Aim →
Pictures stay out of your copy, but everything else in the records below must be repeated exactly.
-- START OF Working data --
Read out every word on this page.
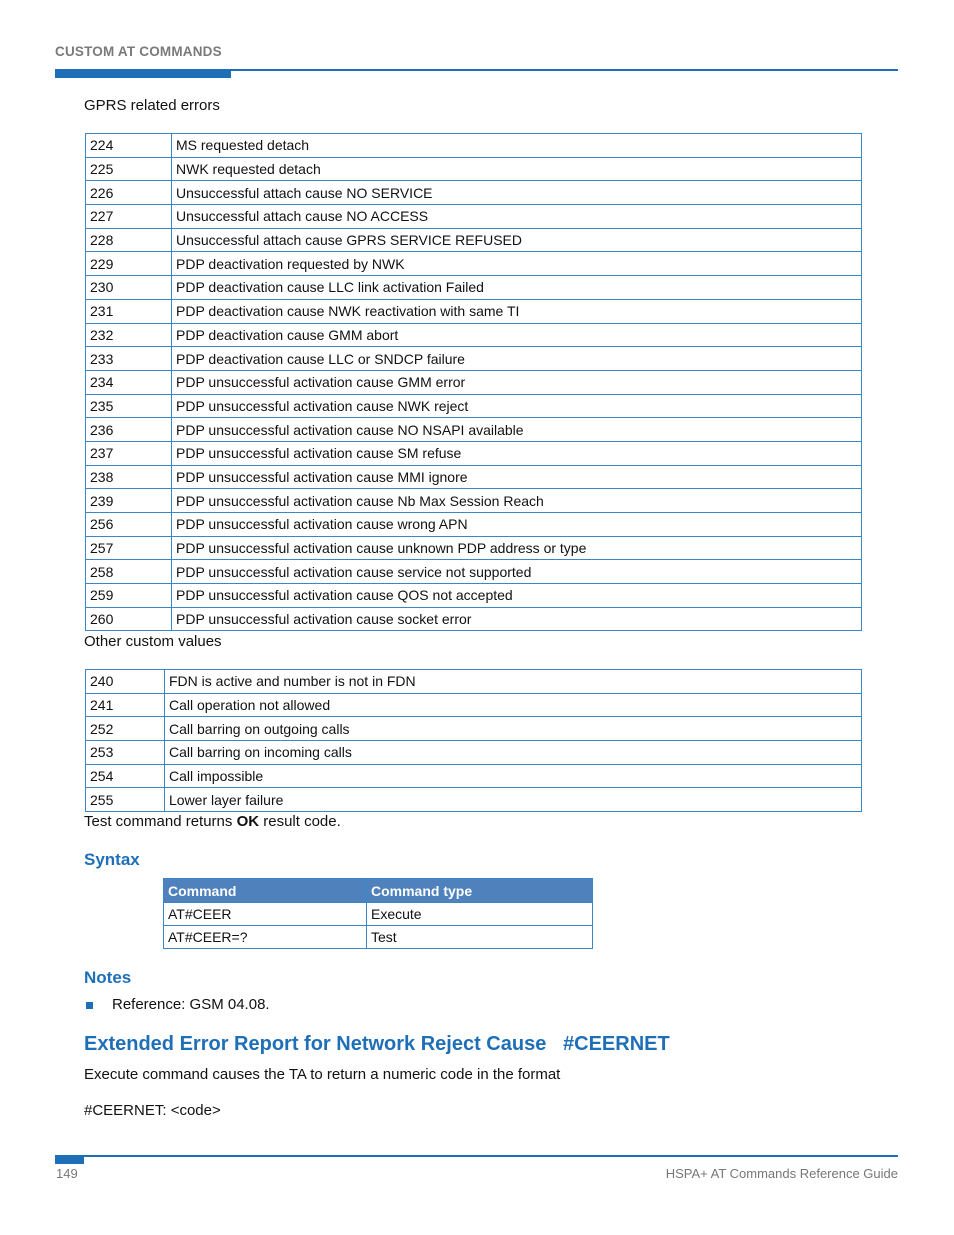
CUSTOM AT COMMANDS
GPRS related errors
224	MS requested detach
225	NWK requested detach
226	Unsuccessful attach cause NO SERVICE
227	Unsuccessful attach cause NO ACCESS
228	Unsuccessful attach cause GPRS SERVICE REFUSED
229	PDP deactivation requested by NWK
230	PDP deactivation cause LLC link activation Failed
231	PDP deactivation cause NWK reactivation with same TI
232	PDP deactivation cause GMM abort
233	PDP deactivation cause LLC or SNDCP failure
234	PDP unsuccessful activation cause GMM error
235	PDP unsuccessful activation cause NWK reject
236	PDP unsuccessful activation cause NO NSAPI available
237	PDP unsuccessful activation cause SM refuse
238	PDP unsuccessful activation cause MMI ignore
239	PDP unsuccessful activation cause Nb Max Session Reach
256	PDP unsuccessful activation cause wrong APN
257	PDP unsuccessful activation cause unknown PDP address or type
258	PDP unsuccessful activation cause service not supported
259	PDP unsuccessful activation cause QOS not accepted
260	PDP unsuccessful activation cause socket error
Other custom values
240	FDN is active and number is not in FDN
241	Call operation not allowed
252	Call barring on outgoing calls
253	Call barring on incoming calls
254	Call impossible
255	Lower layer failure
Test command returns OK result code.
Syntax
Command	Command type
AT#CEER	Execute
AT#CEER=?	Test
Notes
Reference: GSM 04.08.
Extended Error Report for Network Reject Cause   #CEERNET
Execute command causes the TA to return a numeric code in the format
#CEERNET: <code>
149	HSPA+ AT Commands Reference Guide
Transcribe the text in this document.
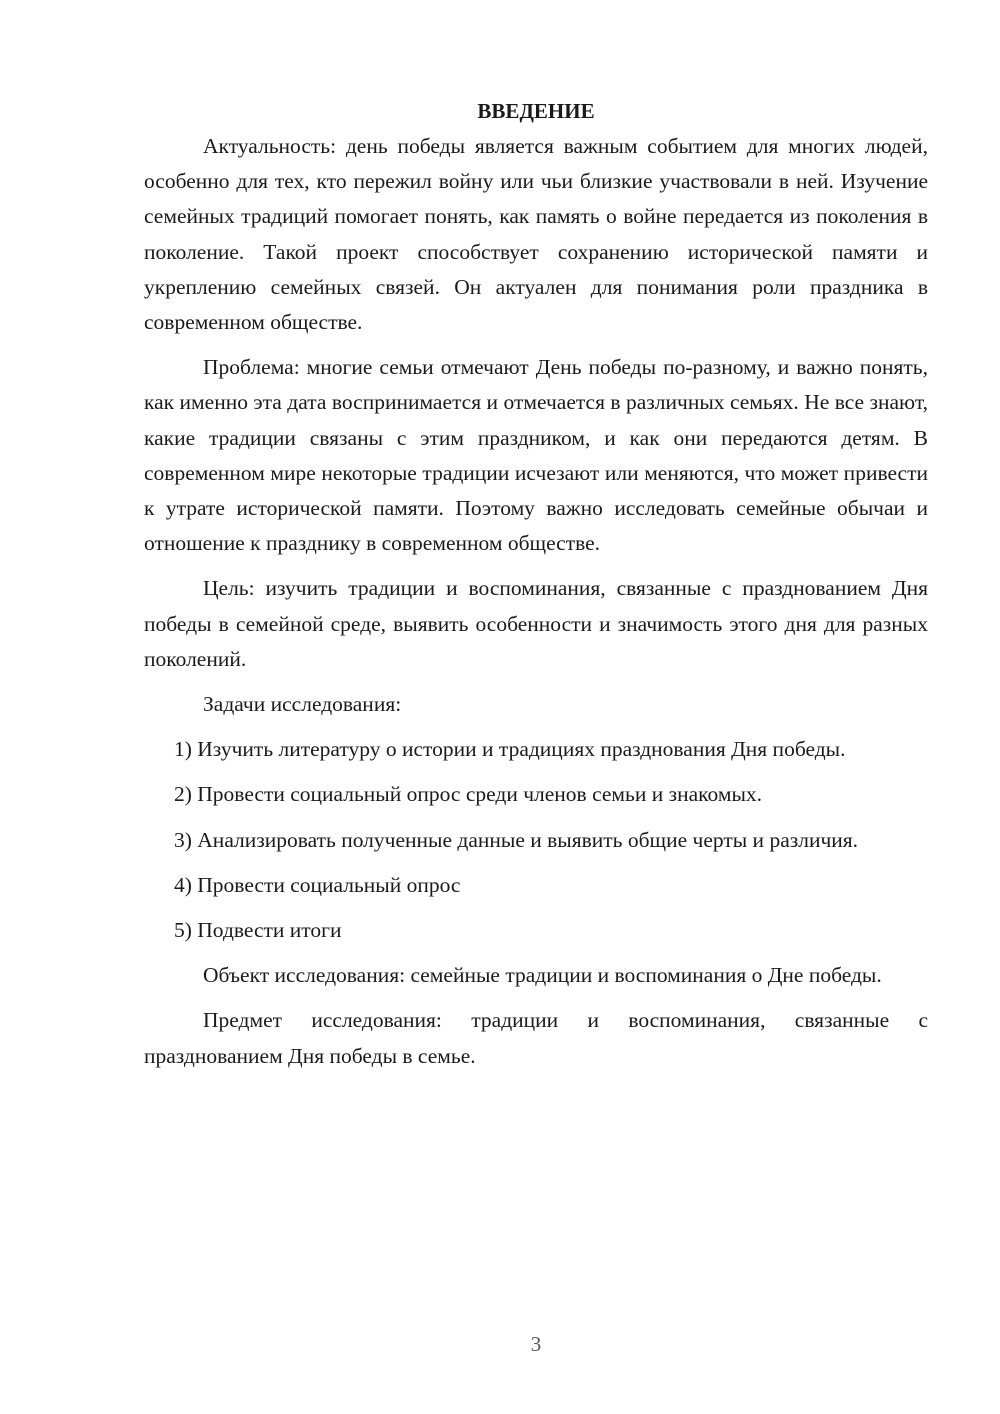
ВВЕДЕНИЕ

Актуальность: день победы является важным событием для многих людей, особенно для тех, кто пережил войну или чьи близкие участвовали в ней. Изучение семейных традиций помогает понять, как память о войне передается из поколения в поколение. Такой проект способствует сохранению исторической памяти и укреплению семейных связей. Он актуален для понимания роли праздника в современном обществе.

Проблема: многие семьи отмечают День победы по-разному, и важно понять, как именно эта дата воспринимается и отмечается в различных семьях. Не все знают, какие традиции связаны с этим праздником, и как они передаются детям. В современном мире некоторые традиции исчезают или меняются, что может привести к утрате исторической памяти. Поэтому важно исследовать семейные обычаи и отношение к празднику в современном обществе.

Цель: изучить традиции и воспоминания, связанные с празднованием Дня победы в семейной среде, выявить особенности и значимость этого дня для разных поколений.

Задачи исследования:

1) Изучить литературу о истории и традициях празднования Дня победы.

2) Провести социальный опрос среди членов семьи и знакомых.

3) Анализировать полученные данные и выявить общие черты и различия.

4) Провести социальный опрос

5) Подвести итоги

Объект исследования: семейные традиции и воспоминания о Дне победы.

Предмет исследования: традиции и воспоминания, связанные с празднованием Дня победы в семье.

3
-- END OF Working data --
Task solution →
Read out every word on this page.
CUSTOM AT COMMANDS
GPRS related errors
224	MS requested detach
225	NWK requested detach
226	Unsuccessful attach cause NO SERVICE
227	Unsuccessful attach cause NO ACCESS
228	Unsuccessful attach cause GPRS SERVICE REFUSED
229	PDP deactivation requested by NWK
230	PDP deactivation cause LLC link activation Failed
231	PDP deactivation cause NWK reactivation with same TI
232	PDP deactivation cause GMM abort
233	PDP deactivation cause LLC or SNDCP failure
234	PDP unsuccessful activation cause GMM error
235	PDP unsuccessful activation cause NWK reject
236	PDP unsuccessful activation cause NO NSAPI available
237	PDP unsuccessful activation cause SM refuse
238	PDP unsuccessful activation cause MMI ignore
239	PDP unsuccessful activation cause Nb Max Session Reach
256	PDP unsuccessful activation cause wrong APN
257	PDP unsuccessful activation cause unknown PDP address or type
258	PDP unsuccessful activation cause service not supported
259	PDP unsuccessful activation cause QOS not accepted
260	PDP unsuccessful activation cause socket error
Other custom values
240	FDN is active and number is not in FDN
241	Call operation not allowed
252	Call barring on outgoing calls
253	Call barring on incoming calls
254	Call impossible
255	Lower layer failure
Test command returns OK result code.
Syntax
Command	Command type
AT#CEER	Execute
AT#CEER=?	Test
Notes
Reference: GSM 04.08.
Extended Error Report for Network Reject Cause   #CEERNET
Execute command causes the TA to return a numeric code in the format
#CEERNET: <code>
149	HSPA+ AT Commands Reference Guide
Transcribe the text in this document.
ВВЕДЕНИЕ

Актуальность: день победы является важным событием для многих людей, особенно для тех, кто пережил войну или чьи близкие участвовали в ней. Изучение семейных традиций помогает понять, как память о войне передается из поколения в поколение. Такой проект способствует сохранению исторической памяти и укреплению семейных связей. Он актуален для понимания роли праздника в современном обществе.

Проблема: многие семьи отмечают День победы по-разному, и важно понять, как именно эта дата воспринимается и отмечается в различных семьях. Не все знают, какие традиции связаны с этим праздником, и как они передаются детям. В современном мире некоторые традиции исчезают или меняются, что может привести к утрате исторической памяти. Поэтому важно исследовать семейные обычаи и отношение к празднику в современном обществе.

Цель: изучить традиции и воспоминания, связанные с празднованием Дня победы в семейной среде, выявить особенности и значимость этого дня для разных поколений.

Задачи исследования:

1) Изучить литературу о истории и традициях празднования Дня победы.

2) Провести социальный опрос среди членов семьи и знакомых.

3) Анализировать полученные данные и выявить общие черты и различия.

4) Провести социальный опрос

5) Подвести итоги

Объект исследования: семейные традиции и воспоминания о Дне победы.

Предмет исследования: традиции и воспоминания, связанные с празднованием Дня победы в семье.

3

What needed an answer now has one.